__WHAT IS REQUIRED__:
Using the records that follow, work out the number of lines with the word "either" in them; reply with that number only.

[Records drawn from a dataset]
◆ ◆ ◆ ◆ ◆
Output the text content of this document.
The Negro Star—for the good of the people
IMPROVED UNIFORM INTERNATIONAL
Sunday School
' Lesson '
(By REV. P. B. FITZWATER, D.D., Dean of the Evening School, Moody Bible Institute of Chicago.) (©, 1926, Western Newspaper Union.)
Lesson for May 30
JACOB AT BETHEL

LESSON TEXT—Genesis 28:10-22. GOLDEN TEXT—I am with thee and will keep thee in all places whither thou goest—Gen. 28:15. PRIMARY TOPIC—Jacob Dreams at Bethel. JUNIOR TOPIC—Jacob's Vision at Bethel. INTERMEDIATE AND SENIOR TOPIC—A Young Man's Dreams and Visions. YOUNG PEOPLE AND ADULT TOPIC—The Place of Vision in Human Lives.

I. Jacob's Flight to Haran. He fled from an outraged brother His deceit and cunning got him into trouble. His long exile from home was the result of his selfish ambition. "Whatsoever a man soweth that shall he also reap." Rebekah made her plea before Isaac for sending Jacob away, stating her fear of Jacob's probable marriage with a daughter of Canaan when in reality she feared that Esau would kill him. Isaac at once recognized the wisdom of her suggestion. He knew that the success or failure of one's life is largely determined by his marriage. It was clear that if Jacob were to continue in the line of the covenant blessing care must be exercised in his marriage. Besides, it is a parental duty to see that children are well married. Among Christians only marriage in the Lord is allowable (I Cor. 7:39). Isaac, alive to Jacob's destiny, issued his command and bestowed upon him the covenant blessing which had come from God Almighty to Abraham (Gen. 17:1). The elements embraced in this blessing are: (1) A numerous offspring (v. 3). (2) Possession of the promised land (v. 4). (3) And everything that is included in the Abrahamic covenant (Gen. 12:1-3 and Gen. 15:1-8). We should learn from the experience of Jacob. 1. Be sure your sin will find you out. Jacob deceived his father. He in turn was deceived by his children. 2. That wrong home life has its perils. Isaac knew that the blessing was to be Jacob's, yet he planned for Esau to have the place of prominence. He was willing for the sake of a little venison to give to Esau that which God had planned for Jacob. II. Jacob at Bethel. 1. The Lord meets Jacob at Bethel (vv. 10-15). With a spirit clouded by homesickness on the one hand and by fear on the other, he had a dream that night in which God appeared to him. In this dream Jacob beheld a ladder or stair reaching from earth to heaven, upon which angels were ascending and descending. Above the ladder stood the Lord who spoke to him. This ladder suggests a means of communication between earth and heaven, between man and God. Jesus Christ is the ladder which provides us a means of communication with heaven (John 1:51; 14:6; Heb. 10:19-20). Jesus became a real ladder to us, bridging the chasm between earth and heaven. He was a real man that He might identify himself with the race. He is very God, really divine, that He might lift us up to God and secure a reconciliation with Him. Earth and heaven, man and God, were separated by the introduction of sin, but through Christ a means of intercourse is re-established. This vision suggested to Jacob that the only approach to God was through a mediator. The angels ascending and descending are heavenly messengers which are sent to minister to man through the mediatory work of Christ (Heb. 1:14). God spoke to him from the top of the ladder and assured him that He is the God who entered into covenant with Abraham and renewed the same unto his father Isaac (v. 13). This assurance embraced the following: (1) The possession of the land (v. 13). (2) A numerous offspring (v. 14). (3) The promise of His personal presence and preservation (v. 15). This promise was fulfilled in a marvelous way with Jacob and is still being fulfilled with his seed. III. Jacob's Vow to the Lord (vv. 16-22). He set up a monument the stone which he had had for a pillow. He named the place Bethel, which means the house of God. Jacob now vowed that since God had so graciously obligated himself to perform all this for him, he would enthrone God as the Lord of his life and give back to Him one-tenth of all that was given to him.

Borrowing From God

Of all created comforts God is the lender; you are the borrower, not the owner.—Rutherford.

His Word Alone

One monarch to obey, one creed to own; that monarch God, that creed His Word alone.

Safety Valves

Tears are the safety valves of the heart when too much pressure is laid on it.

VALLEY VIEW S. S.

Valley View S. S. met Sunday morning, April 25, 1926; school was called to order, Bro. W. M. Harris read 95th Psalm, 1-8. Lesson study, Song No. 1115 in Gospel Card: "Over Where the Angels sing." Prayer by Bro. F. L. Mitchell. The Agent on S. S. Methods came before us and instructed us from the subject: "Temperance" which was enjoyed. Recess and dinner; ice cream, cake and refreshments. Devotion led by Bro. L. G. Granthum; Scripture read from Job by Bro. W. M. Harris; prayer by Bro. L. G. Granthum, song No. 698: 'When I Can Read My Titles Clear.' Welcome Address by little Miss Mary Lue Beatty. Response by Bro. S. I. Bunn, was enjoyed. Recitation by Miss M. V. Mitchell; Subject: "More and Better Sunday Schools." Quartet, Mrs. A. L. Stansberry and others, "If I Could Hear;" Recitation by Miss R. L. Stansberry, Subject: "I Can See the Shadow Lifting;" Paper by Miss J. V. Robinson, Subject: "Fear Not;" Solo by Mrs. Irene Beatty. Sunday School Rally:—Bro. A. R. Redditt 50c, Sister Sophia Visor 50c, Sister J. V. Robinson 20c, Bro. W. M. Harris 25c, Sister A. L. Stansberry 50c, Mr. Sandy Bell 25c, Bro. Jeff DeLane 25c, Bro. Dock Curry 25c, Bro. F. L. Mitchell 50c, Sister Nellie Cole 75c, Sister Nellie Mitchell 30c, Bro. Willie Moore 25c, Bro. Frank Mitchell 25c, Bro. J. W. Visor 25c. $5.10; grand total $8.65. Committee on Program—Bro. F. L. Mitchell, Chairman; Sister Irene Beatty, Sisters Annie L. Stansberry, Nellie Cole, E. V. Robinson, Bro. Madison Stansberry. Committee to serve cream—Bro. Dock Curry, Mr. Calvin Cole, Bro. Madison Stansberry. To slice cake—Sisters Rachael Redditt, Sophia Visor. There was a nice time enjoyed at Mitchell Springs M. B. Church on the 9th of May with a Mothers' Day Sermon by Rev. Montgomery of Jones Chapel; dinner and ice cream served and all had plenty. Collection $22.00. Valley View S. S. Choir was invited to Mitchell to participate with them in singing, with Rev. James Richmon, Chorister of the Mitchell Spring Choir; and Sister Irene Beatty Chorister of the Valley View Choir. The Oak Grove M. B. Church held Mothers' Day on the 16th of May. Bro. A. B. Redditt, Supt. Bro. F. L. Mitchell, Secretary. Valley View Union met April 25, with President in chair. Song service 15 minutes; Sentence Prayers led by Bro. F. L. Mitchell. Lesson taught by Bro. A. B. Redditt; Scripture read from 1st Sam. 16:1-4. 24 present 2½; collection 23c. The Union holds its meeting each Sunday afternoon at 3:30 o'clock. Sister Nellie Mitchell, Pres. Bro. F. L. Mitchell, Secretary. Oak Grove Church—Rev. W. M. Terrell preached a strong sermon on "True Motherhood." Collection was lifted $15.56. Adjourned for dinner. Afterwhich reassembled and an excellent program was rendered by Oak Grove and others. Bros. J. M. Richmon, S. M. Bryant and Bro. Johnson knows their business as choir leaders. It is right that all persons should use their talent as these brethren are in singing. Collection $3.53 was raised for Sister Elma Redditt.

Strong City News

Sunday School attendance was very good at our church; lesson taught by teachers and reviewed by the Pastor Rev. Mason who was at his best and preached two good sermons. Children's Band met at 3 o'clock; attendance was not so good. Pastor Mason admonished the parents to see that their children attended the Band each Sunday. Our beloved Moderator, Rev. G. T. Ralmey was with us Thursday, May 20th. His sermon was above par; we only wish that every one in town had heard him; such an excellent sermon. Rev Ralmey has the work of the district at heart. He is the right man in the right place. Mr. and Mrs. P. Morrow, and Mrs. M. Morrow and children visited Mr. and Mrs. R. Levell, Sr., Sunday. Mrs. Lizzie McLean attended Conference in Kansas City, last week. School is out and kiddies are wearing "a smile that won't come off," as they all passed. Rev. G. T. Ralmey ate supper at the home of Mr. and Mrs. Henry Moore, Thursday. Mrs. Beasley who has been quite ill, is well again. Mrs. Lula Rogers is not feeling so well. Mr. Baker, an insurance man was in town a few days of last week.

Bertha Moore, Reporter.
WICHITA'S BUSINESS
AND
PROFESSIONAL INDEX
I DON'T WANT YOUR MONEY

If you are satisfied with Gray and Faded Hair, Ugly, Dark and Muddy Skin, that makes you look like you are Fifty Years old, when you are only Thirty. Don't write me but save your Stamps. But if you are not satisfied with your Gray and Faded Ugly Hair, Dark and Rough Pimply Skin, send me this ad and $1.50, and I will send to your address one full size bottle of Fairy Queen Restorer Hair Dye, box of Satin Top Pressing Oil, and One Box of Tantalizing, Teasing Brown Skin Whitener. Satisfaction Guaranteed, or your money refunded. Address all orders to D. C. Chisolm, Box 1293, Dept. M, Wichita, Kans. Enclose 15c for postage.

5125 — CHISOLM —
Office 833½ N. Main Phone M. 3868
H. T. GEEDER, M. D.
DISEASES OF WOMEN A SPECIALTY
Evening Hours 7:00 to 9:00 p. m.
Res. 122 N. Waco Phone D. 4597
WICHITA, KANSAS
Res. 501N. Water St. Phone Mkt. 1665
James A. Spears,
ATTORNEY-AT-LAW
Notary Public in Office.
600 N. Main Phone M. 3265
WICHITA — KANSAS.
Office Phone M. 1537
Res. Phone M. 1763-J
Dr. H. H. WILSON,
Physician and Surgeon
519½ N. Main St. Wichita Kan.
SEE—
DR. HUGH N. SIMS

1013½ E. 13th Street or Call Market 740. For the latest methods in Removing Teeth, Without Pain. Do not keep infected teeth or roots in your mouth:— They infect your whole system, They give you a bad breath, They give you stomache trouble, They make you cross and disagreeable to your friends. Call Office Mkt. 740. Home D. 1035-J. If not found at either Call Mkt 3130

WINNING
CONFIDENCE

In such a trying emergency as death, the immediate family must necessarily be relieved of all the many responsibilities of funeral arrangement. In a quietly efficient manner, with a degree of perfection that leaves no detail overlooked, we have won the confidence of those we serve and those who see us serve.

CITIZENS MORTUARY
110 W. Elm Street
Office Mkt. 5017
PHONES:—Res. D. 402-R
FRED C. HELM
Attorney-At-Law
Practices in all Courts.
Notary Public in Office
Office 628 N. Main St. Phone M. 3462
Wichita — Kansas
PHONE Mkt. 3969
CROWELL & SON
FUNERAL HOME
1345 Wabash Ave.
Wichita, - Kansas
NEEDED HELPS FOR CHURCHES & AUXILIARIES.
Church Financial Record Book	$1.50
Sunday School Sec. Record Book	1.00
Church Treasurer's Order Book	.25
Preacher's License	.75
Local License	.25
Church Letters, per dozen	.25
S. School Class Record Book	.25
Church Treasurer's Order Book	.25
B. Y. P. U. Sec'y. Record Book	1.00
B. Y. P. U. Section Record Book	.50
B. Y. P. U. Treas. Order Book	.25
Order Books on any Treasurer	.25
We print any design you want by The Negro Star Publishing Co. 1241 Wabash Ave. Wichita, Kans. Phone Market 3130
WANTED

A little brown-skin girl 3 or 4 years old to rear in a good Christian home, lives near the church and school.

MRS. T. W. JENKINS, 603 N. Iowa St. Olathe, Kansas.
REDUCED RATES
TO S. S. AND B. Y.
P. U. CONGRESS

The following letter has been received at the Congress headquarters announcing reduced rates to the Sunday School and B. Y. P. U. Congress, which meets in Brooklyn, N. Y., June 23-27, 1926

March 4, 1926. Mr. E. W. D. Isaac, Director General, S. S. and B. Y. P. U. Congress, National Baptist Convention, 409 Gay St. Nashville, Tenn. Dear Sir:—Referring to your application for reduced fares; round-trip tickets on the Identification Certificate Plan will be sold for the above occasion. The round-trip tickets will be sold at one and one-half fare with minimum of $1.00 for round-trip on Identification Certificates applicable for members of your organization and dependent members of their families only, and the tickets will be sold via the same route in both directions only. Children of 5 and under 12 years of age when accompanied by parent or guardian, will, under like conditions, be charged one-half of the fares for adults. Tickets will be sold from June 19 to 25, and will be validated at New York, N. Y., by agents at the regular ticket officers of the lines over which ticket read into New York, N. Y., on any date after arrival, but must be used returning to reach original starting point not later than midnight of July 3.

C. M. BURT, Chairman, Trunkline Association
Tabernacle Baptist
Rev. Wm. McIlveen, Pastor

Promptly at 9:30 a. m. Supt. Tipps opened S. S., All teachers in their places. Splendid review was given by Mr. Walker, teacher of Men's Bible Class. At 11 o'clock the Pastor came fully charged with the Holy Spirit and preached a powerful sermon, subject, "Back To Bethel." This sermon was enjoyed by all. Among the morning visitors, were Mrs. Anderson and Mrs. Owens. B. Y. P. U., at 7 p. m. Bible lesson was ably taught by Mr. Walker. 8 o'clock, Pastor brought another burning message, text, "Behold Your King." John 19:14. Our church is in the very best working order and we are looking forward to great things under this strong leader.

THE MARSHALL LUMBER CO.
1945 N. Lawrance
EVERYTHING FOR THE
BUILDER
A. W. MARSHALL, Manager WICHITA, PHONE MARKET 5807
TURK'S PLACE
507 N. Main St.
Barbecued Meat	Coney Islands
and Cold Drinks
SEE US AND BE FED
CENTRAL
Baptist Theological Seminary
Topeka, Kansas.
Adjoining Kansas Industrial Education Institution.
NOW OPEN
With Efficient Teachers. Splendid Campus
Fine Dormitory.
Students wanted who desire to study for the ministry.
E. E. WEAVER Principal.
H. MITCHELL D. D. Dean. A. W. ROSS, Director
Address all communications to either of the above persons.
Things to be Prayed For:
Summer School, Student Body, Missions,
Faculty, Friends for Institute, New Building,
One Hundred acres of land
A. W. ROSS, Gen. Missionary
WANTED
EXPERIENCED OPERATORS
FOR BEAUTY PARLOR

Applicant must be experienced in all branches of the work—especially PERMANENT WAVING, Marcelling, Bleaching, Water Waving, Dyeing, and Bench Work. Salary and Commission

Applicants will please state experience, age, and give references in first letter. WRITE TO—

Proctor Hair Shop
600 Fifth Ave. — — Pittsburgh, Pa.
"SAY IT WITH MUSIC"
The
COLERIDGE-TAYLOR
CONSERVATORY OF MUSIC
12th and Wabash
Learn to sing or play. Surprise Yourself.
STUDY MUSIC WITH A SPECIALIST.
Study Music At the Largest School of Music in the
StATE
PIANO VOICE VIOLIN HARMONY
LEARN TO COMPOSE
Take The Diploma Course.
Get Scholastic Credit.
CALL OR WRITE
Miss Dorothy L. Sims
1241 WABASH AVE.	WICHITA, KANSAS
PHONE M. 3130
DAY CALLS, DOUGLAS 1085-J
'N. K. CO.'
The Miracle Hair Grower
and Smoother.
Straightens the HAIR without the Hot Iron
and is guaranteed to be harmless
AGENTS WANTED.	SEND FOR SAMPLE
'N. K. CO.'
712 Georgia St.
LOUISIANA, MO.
◆ ◆ ◆ ◆ ◆
__SOLUTION FOR THIS EXERCISE__:
2